EXERCISE BRIEF >> Copy word for word the line containing "Give me the" together with all lines following it to the end of the listing below, without the pictures.

== RECORDS SUPPLIED ==

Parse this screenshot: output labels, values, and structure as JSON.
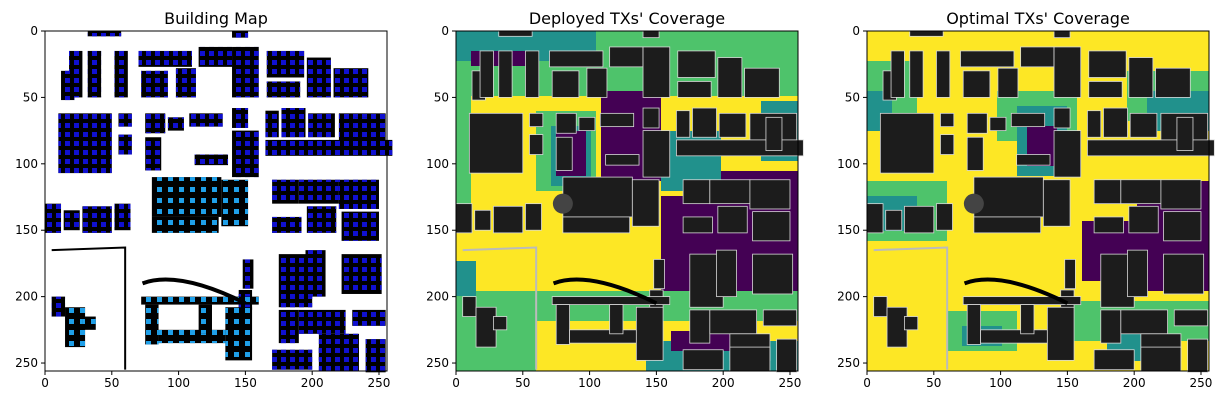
{
  "panels": [
    {
      "id": "building-map",
      "title": "Building Map",
      "kind": "buildings"
    },
    {
      "id": "deployed",
      "title": "Deployed TXs' Coverage",
      "kind": "coverage"
    },
    {
      "id": "optimal",
      "title": "Optimal TXs' Coverage",
      "kind": "coverage"
    }
  ],
  "axis": {
    "xticks": [
      0,
      50,
      100,
      150,
      200,
      250
    ],
    "yticks": [
      0,
      50,
      100,
      150,
      200,
      250
    ],
    "range": [
      0,
      256
    ],
    "y_inverted": true
  },
  "colors": {
    "building": "#000000",
    "tx_dark_blue": "#1010d0",
    "tx_light_blue": "#1f9fe8",
    "coverage_yellow": "#fde725",
    "coverage_green": "#4ec36b",
    "coverage_teal": "#21918c",
    "coverage_purple": "#440154",
    "building_gray": "#222222"
  }
}
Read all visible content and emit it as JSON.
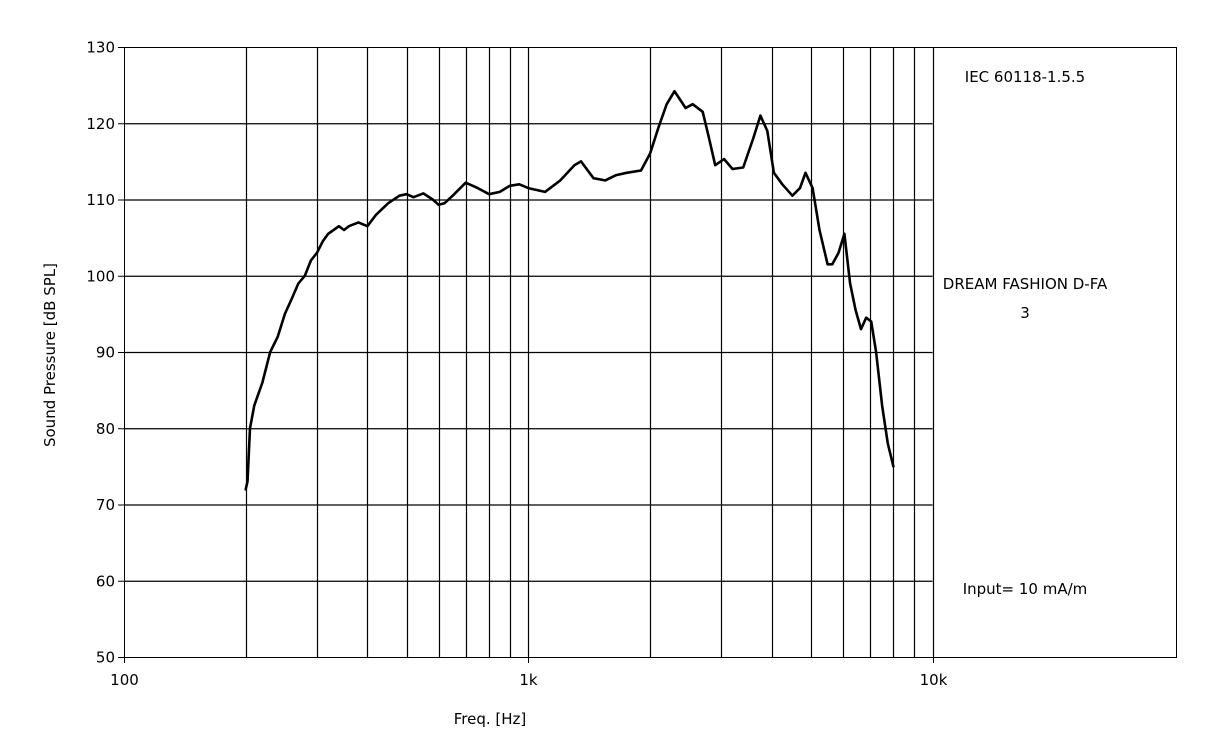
{
  "chart_data": {
    "type": "line",
    "xlabel": "Freq. [Hz]",
    "ylabel": "Sound Pressure [dB SPL]",
    "x_scale": "log",
    "xlim": [
      100,
      40000
    ],
    "ylim": [
      50,
      130
    ],
    "x_ticks": [
      {
        "value": 100,
        "label": "100"
      },
      {
        "value": 1000,
        "label": "1k"
      },
      {
        "value": 10000,
        "label": "10k"
      }
    ],
    "y_ticks": [
      50,
      60,
      70,
      80,
      90,
      100,
      110,
      120,
      130
    ],
    "grid": true,
    "x_gridlines": [
      200,
      300,
      400,
      500,
      600,
      700,
      800,
      900,
      1000,
      2000,
      3000,
      4000,
      5000,
      6000,
      7000,
      8000,
      9000,
      10000
    ],
    "annotations": [
      {
        "text": "IEC 60118-1.5.5"
      },
      {
        "text": "DREAM FASHION D-FA"
      },
      {
        "text": "3"
      },
      {
        "text": "Input= 10 mA/m"
      }
    ],
    "series": [
      {
        "color": "#000000",
        "x": [
          200,
          202,
          205,
          210,
          220,
          230,
          240,
          250,
          260,
          270,
          280,
          290,
          300,
          310,
          320,
          330,
          340,
          350,
          360,
          380,
          400,
          420,
          450,
          480,
          500,
          520,
          550,
          580,
          600,
          620,
          650,
          700,
          750,
          800,
          850,
          900,
          950,
          1000,
          1100,
          1200,
          1300,
          1350,
          1450,
          1550,
          1650,
          1750,
          1900,
          2000,
          2100,
          2200,
          2300,
          2450,
          2550,
          2700,
          2800,
          2900,
          3050,
          3200,
          3400,
          3600,
          3750,
          3900,
          4050,
          4250,
          4500,
          4700,
          4850,
          5050,
          5250,
          5500,
          5650,
          5850,
          6050,
          6250,
          6450,
          6650,
          6850,
          7050,
          7250,
          7500,
          7750,
          8000
        ],
        "y": [
          72,
          73,
          80,
          83,
          86,
          90,
          92,
          95,
          97,
          99,
          100,
          102,
          103,
          104.5,
          105.5,
          106,
          106.5,
          106,
          106.5,
          107,
          106.5,
          108,
          109.5,
          110.5,
          110.7,
          110.3,
          110.8,
          110,
          109.3,
          109.5,
          110.5,
          112.2,
          111.5,
          110.7,
          111,
          111.8,
          112,
          111.5,
          111,
          112.5,
          114.5,
          115,
          112.8,
          112.5,
          113.2,
          113.5,
          113.8,
          116,
          119.5,
          122.5,
          124.2,
          122,
          122.5,
          121.5,
          118,
          114.5,
          115.3,
          114,
          114.2,
          118,
          121,
          119,
          113.5,
          112,
          110.5,
          111.5,
          113.5,
          111.5,
          106,
          101.5,
          101.5,
          103,
          105.5,
          99,
          95.5,
          93,
          94.5,
          94,
          90,
          83,
          78,
          75
        ]
      }
    ]
  }
}
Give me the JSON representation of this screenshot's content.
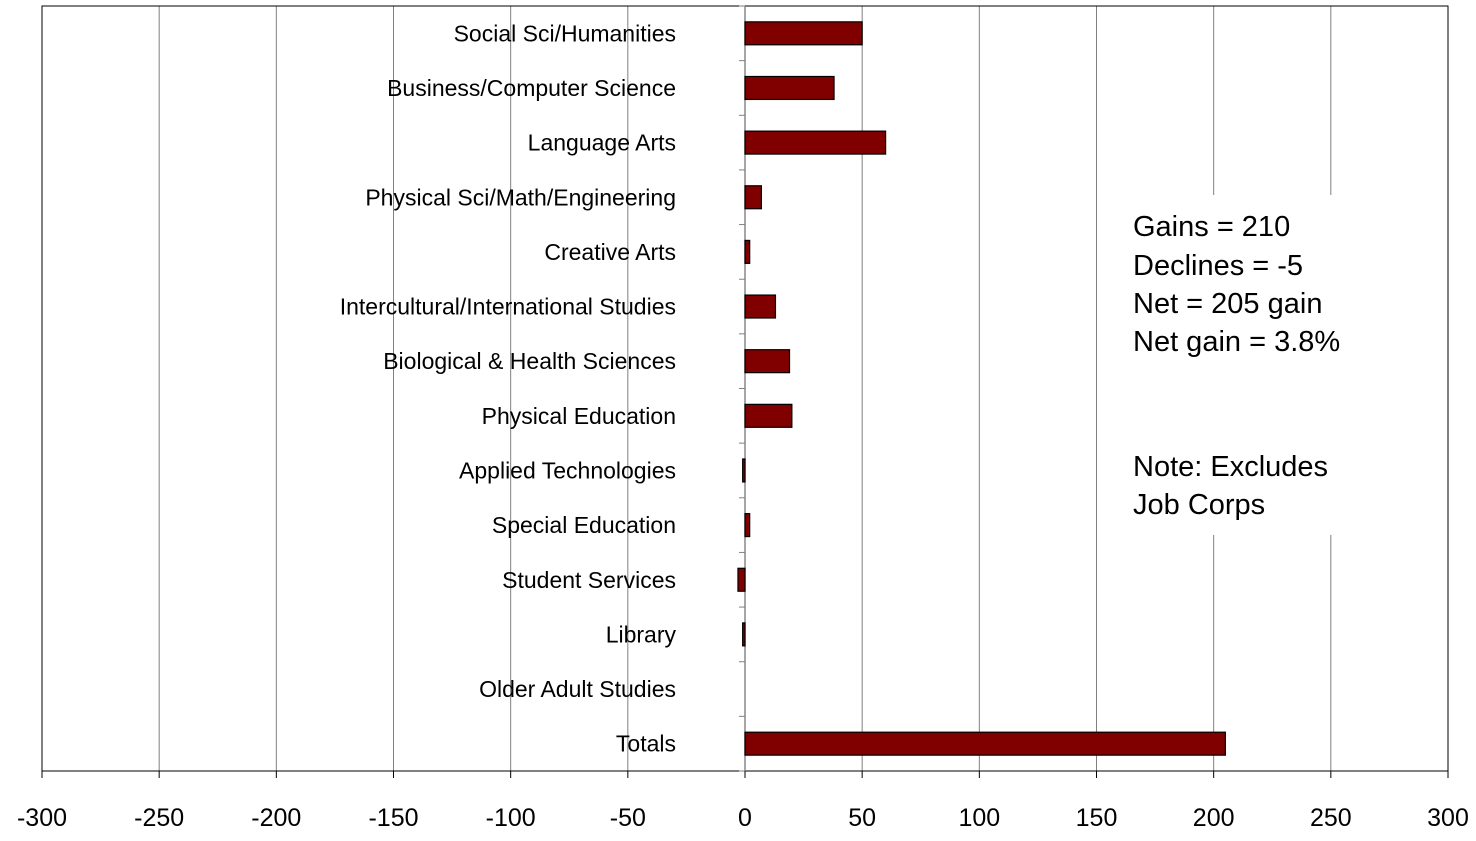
{
  "chart_data": {
    "type": "bar",
    "orientation": "horizontal",
    "categories": [
      "Social Sci/Humanities",
      "Business/Computer Science",
      "Language Arts",
      "Physical Sci/Math/Engineering",
      "Creative Arts",
      "Intercultural/International Studies",
      "Biological & Health Sciences",
      "Physical Education",
      "Applied Technologies",
      "Special Education",
      "Student Services",
      "Library",
      "Older Adult Studies",
      "Totals"
    ],
    "values": [
      50,
      38,
      60,
      7,
      2,
      13,
      19,
      20,
      -1,
      2,
      -3,
      -1,
      0,
      205
    ],
    "xlim": [
      -300,
      300
    ],
    "xticks": [
      "-300",
      "-250",
      "-200",
      "-150",
      "-100",
      "-50",
      "0",
      "50",
      "100",
      "150",
      "200",
      "250",
      "300"
    ],
    "xtick_values": [
      -300,
      -250,
      -200,
      -150,
      -100,
      -50,
      0,
      50,
      100,
      150,
      200,
      250,
      300
    ],
    "grid": "vertical",
    "bar_color": "#800000",
    "title": "",
    "xlabel": "",
    "ylabel": "",
    "annotations": [
      "Gains = 210",
      "Declines = -5",
      "Net = 205 gain",
      "Net gain = 3.8%",
      "Note: Excludes",
      "Job Corps"
    ]
  }
}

===

REPLY >>
Give me the JSON representation of this screenshot's content.
{
  "chart_data": {
    "type": "bar",
    "orientation": "horizontal",
    "categories": [
      "Social Sci/Humanities",
      "Business/Computer Science",
      "Language Arts",
      "Physical Sci/Math/Engineering",
      "Creative Arts",
      "Intercultural/International Studies",
      "Biological & Health Sciences",
      "Physical Education",
      "Applied Technologies",
      "Special Education",
      "Student Services",
      "Library",
      "Older Adult Studies",
      "Totals"
    ],
    "values": [
      50,
      38,
      60,
      7,
      2,
      13,
      19,
      20,
      -1,
      2,
      -3,
      -1,
      0,
      205
    ],
    "xlim": [
      -300,
      300
    ],
    "xticks": [
      "-300",
      "-250",
      "-200",
      "-150",
      "-100",
      "-50",
      "0",
      "50",
      "100",
      "150",
      "200",
      "250",
      "300"
    ],
    "xtick_values": [
      -300,
      -250,
      -200,
      -150,
      -100,
      -50,
      0,
      50,
      100,
      150,
      200,
      250,
      300
    ],
    "grid": "vertical",
    "bar_color": "#800000",
    "title": "",
    "xlabel": "",
    "ylabel": "",
    "annotations": [
      "Gains = 210",
      "Declines = -5",
      "Net = 205 gain",
      "Net gain = 3.8%",
      "Note: Excludes",
      "Job Corps"
    ]
  }
}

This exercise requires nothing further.